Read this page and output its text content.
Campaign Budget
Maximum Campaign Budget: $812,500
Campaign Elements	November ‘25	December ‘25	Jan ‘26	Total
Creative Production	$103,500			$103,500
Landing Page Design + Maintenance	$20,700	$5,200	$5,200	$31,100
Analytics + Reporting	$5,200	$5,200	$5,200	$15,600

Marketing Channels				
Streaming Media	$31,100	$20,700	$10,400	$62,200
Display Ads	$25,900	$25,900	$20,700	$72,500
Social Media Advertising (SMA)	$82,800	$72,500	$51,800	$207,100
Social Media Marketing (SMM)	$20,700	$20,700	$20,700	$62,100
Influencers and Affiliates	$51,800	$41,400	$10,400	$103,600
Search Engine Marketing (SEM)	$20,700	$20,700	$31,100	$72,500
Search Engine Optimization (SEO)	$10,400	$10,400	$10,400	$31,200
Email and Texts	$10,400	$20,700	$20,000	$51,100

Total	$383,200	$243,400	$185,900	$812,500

● ● ● ●

Scan the entries above for the word "Marketing" and collect each line holding it.

COMPLETED TASK -
Marketing Channels				
Social Media Marketing (SMM)	$20,700	$20,700	$20,700	$62,100
Search Engine Marketing (SEM)	$20,700	$20,700	$31,100	$72,500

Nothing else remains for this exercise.